◆ **What you are asked to do**
Collect each line of the records containing the string "text".

— start Extracted data —

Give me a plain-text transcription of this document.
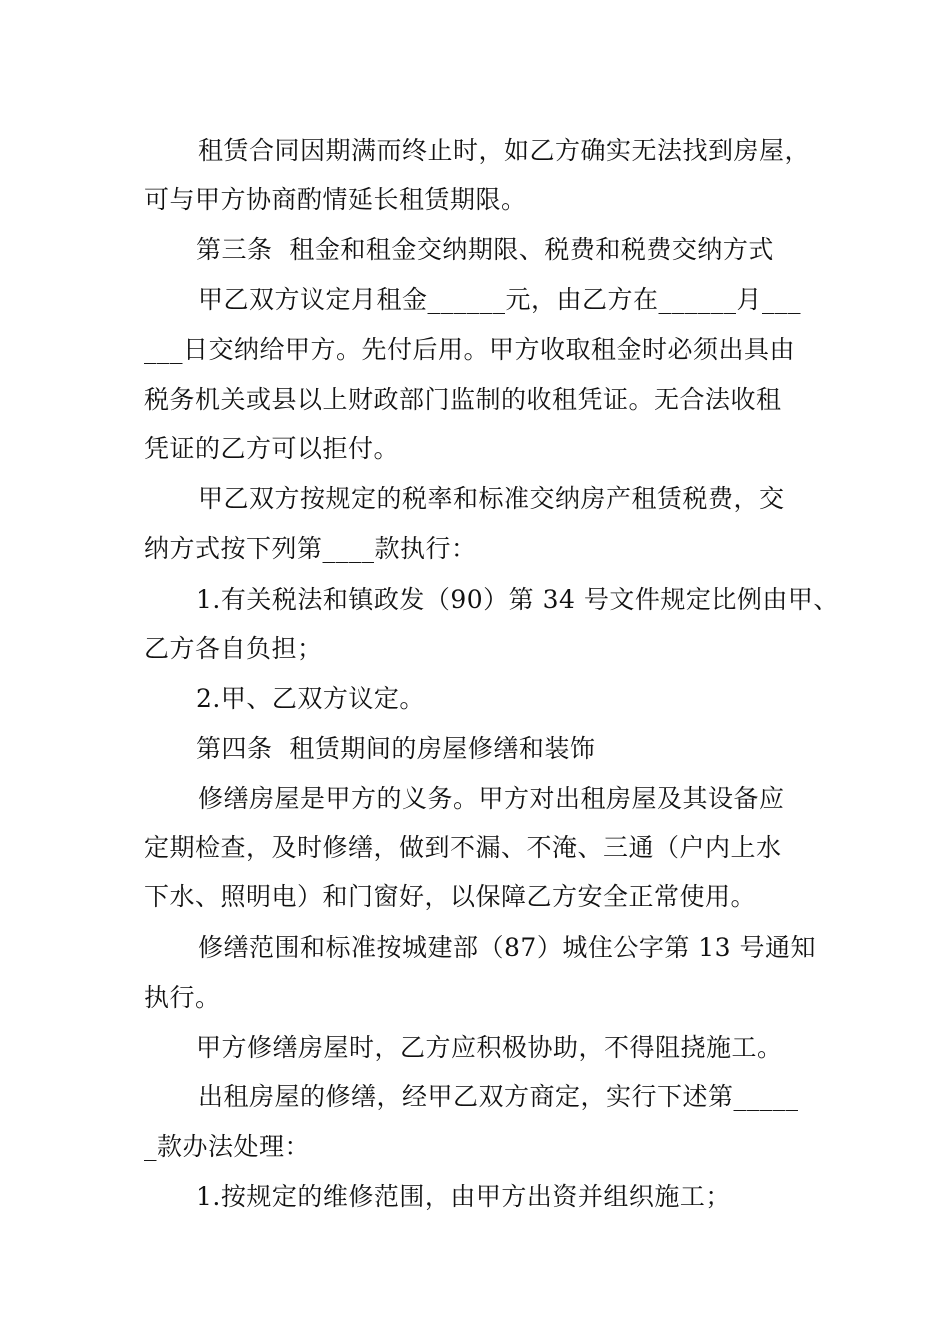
租赁合同因期满而终止时，如乙方确实无法找到房屋，
可与甲方协商酌情延长租赁期限。
第三条  租金和租金交纳期限、税费和税费交纳方式
甲乙双方议定月租金______元，由乙方在______月___
___日交纳给甲方。先付后用。甲方收取租金时必须出具由
税务机关或县以上财政部门监制的收租凭证。无合法收租
凭证的乙方可以拒付。
甲乙双方按规定的税率和标准交纳房产租赁税费，交
纳方式按下列第____款执行：
1.有关税法和镇政发（90）第 34 号文件规定比例由甲、
乙方各自负担；
2.甲、乙双方议定。
第四条  租赁期间的房屋修缮和装饰
修缮房屋是甲方的义务。甲方对出租房屋及其设备应
定期检查，及时修缮，做到不漏、不淹、三通（户内上水
下水、照明电）和门窗好，以保障乙方安全正常使用。
修缮范围和标准按城建部（87）城住公字第 13 号通知
执行。
甲方修缮房屋时，乙方应积极协助，不得阻挠施工。
出租房屋的修缮，经甲乙双方商定，实行下述第_____
_款办法处理：
1.按规定的维修范围，由甲方出资并组织施工；
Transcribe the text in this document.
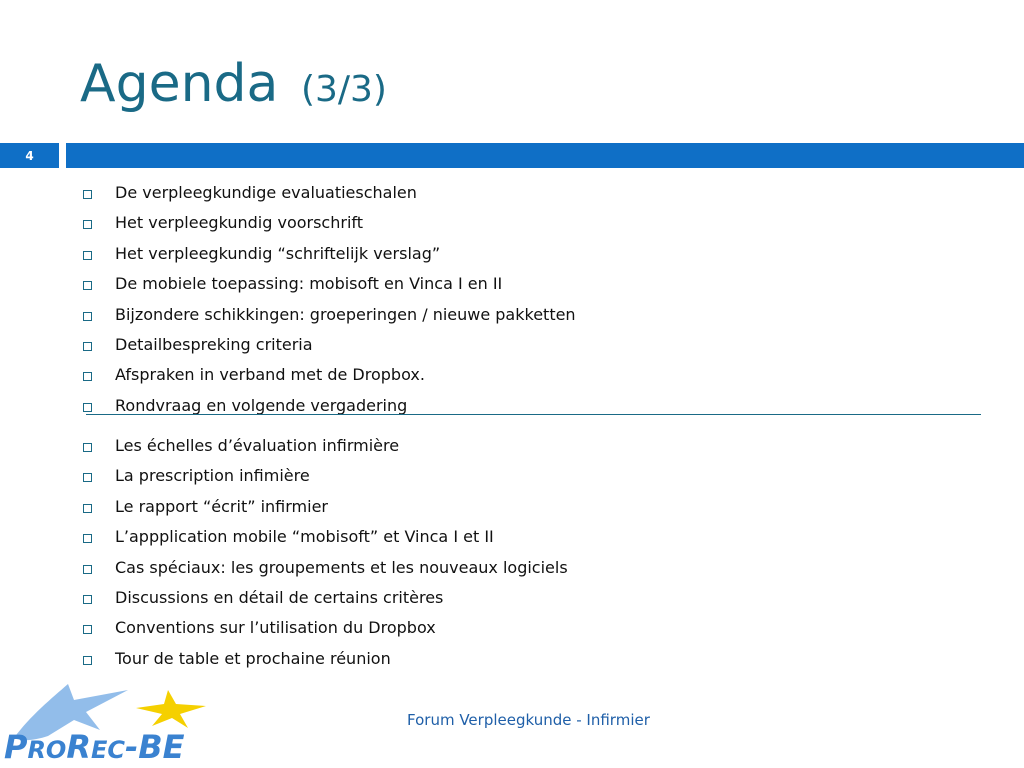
Agenda (3/3)
4
De verpleegkundige evaluatieschalen
Het verpleegkundig voorschrift
Het verpleegkundig “schriftelijk verslag”
De mobiele toepassing: mobisoft en Vinca I en II
Bijzondere schikkingen: groeperingen / nieuwe pakketten
Detailbespreking criteria
Afspraken in verband met de Dropbox.
Rondvraag en volgende vergadering
Les échelles d’évaluation infirmière
La prescription infimière
Le rapport “écrit” infirmier
L’appplication mobile “mobisoft” et Vinca I et II
Cas spéciaux: les groupements et les nouveaux logiciels
Discussions en détail de certains critères
Conventions sur l’utilisation du Dropbox
Tour de table et prochaine réunion
PROREC-BE
Forum Verpleegkunde - Infirmier
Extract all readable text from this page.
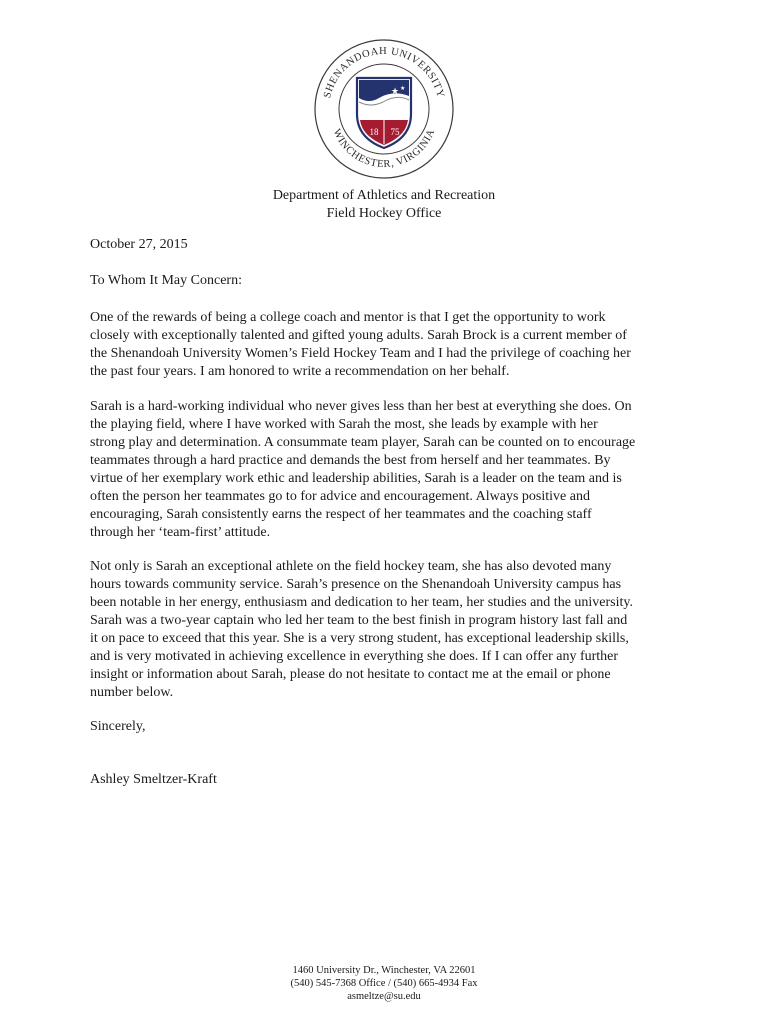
SHENANDOAH UNIVERSITY
WINCHESTER, VIRGINIA
★ ★
18 75
Department of Athletics and Recreation
Field Hockey Office
October 27, 2015
To Whom It May Concern:

One of the rewards of being a college coach and mentor is that I get the opportunity to work
closely with exceptionally talented and gifted young adults. Sarah Brock is a current member of
the Shenandoah University Women’s Field Hockey Team and I had the privilege of coaching her
the past four years. I am honored to write a recommendation on her behalf.

Sarah is a hard-working individual who never gives less than her best at everything she does. On
the playing field, where I have worked with Sarah the most, she leads by example with her
strong play and determination. A consummate team player, Sarah can be counted on to encourage
teammates through a hard practice and demands the best from herself and her teammates. By
virtue of her exemplary work ethic and leadership abilities, Sarah is a leader on the team and is
often the person her teammates go to for advice and encouragement. Always positive and
encouraging, Sarah consistently earns the respect of her teammates and the coaching staff
through her ‘team-first’ attitude.

Not only is Sarah an exceptional athlete on the field hockey team, she has also devoted many
hours towards community service. Sarah’s presence on the Shenandoah University campus has
been notable in her energy, enthusiasm and dedication to her team, her studies and the university.
Sarah was a two-year captain who led her team to the best finish in program history last fall and
it on pace to exceed that this year. She is a very strong student, has exceptional leadership skills,
and is very motivated in achieving excellence in everything she does. If I can offer any further
insight or information about Sarah, please do not hesitate to contact me at the email or phone
number below.

Sincerely,
Ashley Smeltzer-Kraft
1460 University Dr., Winchester, VA 22601
(540) 545-7368 Office / (540) 665-4934 Fax
asmeltze@su.edu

— end Extracted data —

◆ **Full response**
Give me a plain-text transcription of this document.
Transcribe the text in this document.
Extract all readable text from this page.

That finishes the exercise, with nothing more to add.